» **Aim**
Starting at the line that contains "objetivo-heading: Objetivo. —" and ending at the line that contains "list-item: 2. Capacidad", output the items as a Markdown table with the columns Row and Item line. Give each line its own numbered row and leave out blank lines.

» **Extracted records**
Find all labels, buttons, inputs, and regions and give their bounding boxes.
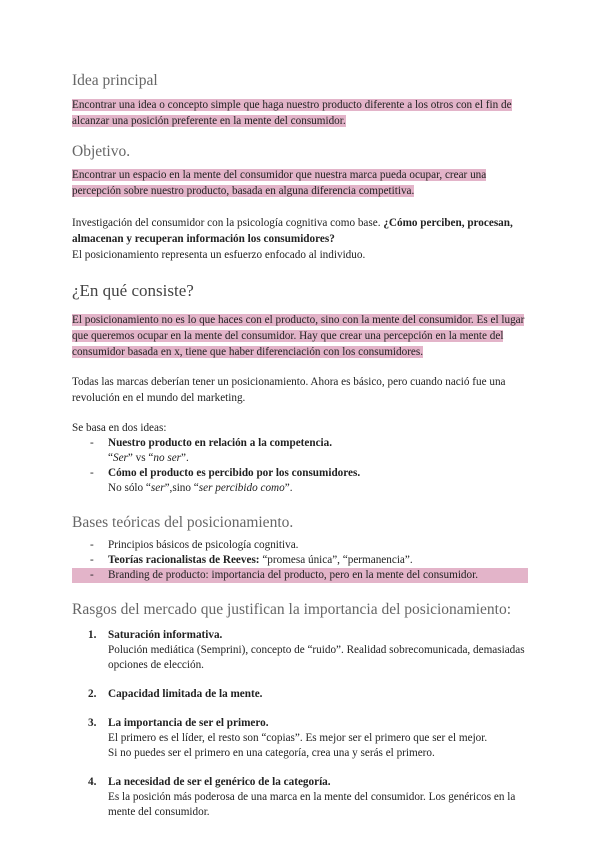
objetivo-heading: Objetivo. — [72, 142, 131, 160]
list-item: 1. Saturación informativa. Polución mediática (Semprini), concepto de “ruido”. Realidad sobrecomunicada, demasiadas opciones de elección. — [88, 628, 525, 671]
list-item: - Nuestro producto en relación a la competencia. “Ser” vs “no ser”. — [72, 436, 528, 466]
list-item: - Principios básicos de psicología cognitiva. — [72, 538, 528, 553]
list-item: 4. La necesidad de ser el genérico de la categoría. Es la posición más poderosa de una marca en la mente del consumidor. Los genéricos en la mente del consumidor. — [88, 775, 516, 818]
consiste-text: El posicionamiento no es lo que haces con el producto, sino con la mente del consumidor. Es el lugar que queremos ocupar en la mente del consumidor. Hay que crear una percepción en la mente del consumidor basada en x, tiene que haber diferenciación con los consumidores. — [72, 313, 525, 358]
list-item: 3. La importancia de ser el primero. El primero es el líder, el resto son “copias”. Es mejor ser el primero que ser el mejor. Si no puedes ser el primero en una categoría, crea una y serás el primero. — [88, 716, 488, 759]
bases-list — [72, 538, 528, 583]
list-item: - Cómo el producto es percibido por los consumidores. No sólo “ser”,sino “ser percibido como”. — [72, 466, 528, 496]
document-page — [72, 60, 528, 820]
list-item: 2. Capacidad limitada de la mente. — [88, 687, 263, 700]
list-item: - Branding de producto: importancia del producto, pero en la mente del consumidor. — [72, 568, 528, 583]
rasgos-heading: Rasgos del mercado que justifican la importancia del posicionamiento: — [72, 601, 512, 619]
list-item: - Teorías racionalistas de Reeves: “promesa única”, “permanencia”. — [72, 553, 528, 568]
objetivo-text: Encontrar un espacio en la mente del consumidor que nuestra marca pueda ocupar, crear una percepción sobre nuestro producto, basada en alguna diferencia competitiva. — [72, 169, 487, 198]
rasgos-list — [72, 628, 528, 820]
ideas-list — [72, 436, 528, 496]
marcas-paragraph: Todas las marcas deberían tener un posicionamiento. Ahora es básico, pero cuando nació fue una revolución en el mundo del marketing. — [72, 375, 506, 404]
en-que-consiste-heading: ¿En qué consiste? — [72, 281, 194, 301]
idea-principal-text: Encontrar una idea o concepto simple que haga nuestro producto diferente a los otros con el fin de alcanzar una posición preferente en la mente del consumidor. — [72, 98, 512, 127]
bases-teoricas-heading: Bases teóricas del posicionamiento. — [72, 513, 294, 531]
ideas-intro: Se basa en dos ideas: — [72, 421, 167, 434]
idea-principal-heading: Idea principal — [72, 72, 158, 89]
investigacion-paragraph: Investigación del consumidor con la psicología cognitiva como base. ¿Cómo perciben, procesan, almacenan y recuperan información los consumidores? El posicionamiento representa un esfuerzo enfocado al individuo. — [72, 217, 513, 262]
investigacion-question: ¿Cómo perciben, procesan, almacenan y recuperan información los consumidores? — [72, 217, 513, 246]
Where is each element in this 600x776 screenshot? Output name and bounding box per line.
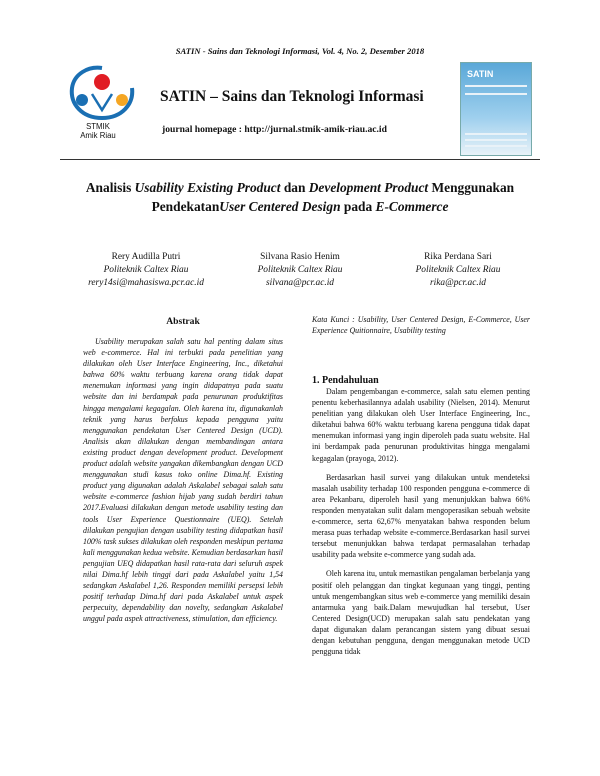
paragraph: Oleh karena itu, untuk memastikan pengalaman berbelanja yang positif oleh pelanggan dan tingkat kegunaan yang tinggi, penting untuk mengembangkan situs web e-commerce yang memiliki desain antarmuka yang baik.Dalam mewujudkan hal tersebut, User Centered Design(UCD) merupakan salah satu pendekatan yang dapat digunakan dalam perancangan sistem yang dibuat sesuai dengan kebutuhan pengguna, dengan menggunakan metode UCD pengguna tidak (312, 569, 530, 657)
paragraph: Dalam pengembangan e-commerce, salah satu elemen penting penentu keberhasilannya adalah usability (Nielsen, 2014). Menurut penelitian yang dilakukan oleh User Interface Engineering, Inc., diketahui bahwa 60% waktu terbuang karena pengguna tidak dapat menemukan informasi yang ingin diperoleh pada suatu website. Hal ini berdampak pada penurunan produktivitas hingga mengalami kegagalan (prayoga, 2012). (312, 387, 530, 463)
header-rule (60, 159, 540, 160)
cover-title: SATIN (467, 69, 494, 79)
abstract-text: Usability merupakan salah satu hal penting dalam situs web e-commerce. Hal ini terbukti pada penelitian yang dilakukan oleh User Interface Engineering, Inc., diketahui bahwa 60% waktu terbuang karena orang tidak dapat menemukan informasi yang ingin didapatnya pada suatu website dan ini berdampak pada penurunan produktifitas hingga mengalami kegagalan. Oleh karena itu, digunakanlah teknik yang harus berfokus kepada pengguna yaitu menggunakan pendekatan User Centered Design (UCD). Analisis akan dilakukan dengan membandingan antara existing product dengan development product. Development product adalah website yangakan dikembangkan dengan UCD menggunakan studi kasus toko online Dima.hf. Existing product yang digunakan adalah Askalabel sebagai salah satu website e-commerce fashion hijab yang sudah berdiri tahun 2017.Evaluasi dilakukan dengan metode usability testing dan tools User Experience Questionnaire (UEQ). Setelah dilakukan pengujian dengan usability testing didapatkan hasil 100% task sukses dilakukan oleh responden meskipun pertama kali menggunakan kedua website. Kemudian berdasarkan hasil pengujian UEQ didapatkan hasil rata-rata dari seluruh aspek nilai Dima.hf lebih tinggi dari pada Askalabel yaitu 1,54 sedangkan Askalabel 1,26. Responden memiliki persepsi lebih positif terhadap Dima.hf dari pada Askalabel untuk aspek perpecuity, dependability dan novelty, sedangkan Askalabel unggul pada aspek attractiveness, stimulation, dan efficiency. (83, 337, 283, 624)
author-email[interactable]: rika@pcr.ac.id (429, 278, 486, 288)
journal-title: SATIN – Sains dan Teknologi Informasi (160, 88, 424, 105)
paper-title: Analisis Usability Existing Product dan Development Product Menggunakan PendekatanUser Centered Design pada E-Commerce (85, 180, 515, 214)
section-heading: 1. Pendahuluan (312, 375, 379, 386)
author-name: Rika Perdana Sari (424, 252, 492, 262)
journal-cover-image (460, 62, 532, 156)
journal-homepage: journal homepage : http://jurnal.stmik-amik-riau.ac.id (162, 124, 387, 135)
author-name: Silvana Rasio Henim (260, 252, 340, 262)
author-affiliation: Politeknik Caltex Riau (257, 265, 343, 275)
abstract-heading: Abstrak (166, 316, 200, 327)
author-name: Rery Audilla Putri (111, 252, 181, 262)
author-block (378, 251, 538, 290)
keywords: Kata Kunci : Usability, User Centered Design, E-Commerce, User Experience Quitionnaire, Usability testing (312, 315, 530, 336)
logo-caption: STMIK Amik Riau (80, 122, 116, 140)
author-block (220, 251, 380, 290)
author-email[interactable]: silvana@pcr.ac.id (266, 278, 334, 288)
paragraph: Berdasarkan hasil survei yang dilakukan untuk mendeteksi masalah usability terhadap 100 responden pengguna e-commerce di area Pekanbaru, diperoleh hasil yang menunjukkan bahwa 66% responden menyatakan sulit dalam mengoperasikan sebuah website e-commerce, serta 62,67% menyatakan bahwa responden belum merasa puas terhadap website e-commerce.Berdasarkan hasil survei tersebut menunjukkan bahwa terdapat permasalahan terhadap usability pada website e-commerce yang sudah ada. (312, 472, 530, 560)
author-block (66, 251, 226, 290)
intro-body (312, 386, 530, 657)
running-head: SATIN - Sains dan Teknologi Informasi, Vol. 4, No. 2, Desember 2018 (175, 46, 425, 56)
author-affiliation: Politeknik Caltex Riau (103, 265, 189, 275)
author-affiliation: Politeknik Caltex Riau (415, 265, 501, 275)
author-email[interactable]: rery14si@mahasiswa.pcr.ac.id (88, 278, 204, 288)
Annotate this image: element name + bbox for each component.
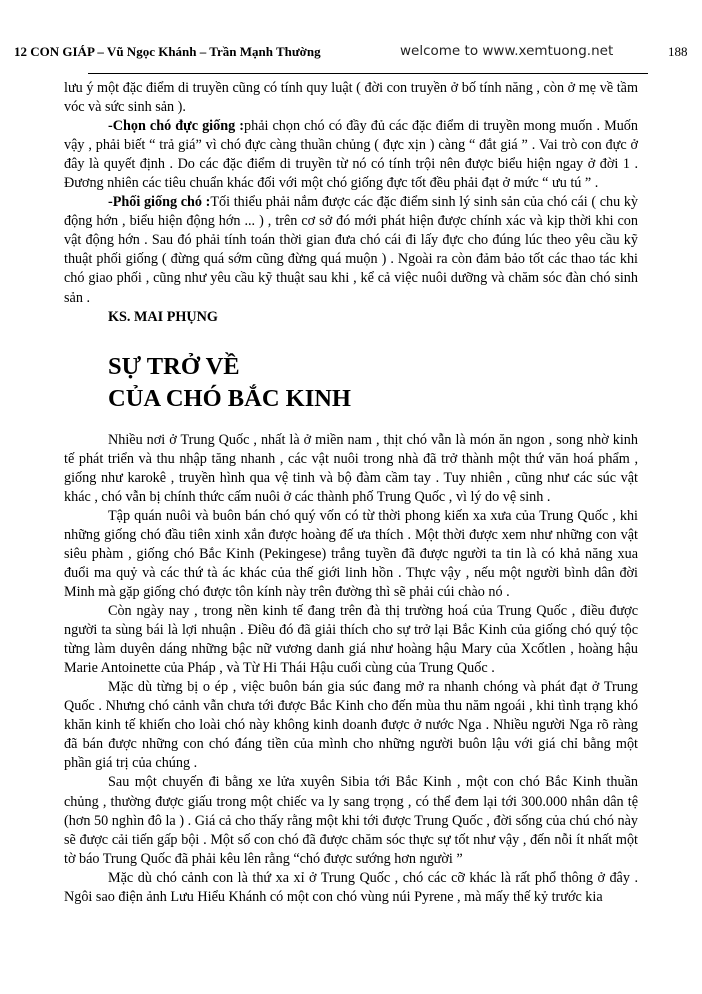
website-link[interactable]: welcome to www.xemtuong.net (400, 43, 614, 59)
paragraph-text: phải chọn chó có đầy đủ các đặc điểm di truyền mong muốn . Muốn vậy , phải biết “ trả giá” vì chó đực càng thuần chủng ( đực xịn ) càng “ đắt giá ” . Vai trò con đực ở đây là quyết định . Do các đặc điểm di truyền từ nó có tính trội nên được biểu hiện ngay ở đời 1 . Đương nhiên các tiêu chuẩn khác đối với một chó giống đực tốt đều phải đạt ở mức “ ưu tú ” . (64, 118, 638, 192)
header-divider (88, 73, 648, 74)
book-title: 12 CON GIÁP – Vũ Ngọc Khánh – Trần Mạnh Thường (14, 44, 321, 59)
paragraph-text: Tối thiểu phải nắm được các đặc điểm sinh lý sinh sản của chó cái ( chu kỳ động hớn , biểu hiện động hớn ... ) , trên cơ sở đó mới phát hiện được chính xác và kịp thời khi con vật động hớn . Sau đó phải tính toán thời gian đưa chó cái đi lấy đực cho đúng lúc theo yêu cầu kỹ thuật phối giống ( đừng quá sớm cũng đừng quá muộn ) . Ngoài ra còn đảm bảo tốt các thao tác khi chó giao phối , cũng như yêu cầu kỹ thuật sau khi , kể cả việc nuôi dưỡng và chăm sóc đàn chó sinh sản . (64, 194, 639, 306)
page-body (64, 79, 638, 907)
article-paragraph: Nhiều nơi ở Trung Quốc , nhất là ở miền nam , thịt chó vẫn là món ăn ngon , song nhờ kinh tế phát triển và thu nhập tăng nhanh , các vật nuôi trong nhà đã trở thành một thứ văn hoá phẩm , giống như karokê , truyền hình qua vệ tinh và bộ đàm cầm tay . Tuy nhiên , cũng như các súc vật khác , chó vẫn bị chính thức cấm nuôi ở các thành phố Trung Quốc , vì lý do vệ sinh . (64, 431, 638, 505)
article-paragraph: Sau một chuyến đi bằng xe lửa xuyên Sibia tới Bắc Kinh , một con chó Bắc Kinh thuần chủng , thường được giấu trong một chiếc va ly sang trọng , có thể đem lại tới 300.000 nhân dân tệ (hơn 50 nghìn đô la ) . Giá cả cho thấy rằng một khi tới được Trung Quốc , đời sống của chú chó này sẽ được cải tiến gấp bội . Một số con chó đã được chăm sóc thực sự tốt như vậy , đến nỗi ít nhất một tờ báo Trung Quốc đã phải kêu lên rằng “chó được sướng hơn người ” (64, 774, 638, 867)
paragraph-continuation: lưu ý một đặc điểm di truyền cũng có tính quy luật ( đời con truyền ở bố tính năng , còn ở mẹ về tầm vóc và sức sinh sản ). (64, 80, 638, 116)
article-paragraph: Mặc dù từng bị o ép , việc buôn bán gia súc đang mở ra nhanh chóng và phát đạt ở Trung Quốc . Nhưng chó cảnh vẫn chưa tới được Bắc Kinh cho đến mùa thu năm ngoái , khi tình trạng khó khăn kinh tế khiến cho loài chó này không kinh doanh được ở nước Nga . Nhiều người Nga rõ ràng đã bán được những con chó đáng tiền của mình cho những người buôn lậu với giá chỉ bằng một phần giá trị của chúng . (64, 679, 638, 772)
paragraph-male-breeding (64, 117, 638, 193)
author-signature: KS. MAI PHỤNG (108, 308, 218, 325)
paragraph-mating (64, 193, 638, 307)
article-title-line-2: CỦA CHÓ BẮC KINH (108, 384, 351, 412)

» **Completed task**
| Row | Item line |
|---|---|
| 1 | objetivo-heading: Objetivo. — [72, 142, 131, 160] |
| 2 | list-item: 1. Saturación informativa. Polución mediática (Semprini), concepto de “ruido”. Realidad sobrecomunicada, demasiadas opciones de elección. — [88, 628, 525, 671] |
| 3 | list-item: - Nuestro producto en relación a la competencia. “Ser” vs “no ser”. — [72, 436, 528, 466] |
| 4 | list-item: - Principios básicos de psicología cognitiva. — [72, 538, 528, 553] |
| 5 | list-item: 4. La necesidad de ser el genérico de la categoría. Es la posición más poderosa de una marca en la mente del consumidor. Los genéricos en la mente del consumidor. — [88, 775, 516, 818] |
| 6 | consiste-text: El posicionamiento no es lo que haces con el producto, sino con la mente del consumidor. Es el lugar que queremos ocupar en la mente del consumidor. Hay que crear una percepción en la mente del consumidor basada en x, tiene que haber diferenciación con los consumidores. — [72, 313, 525, 358] |
| 7 | list-item: 3. La importancia de ser el primero. El primero es el líder, el resto son “copias”. Es mejor ser el primero que ser el mejor. Si no puedes ser el primero en una categoría, crea una y serás el primero. — [88, 716, 488, 759] |
| 8 | bases-list — [72, 538, 528, 583] |
| 9 | list-item: - Cómo el producto es percibido por los consumidores. No sólo “ser”,sino “ser percibido como”. — [72, 466, 528, 496] |
| 10 | document-page — [72, 60, 528, 820] |
| 11 | list-item: 2. Capacidad limitada de la mente. — [88, 687, 263, 700] |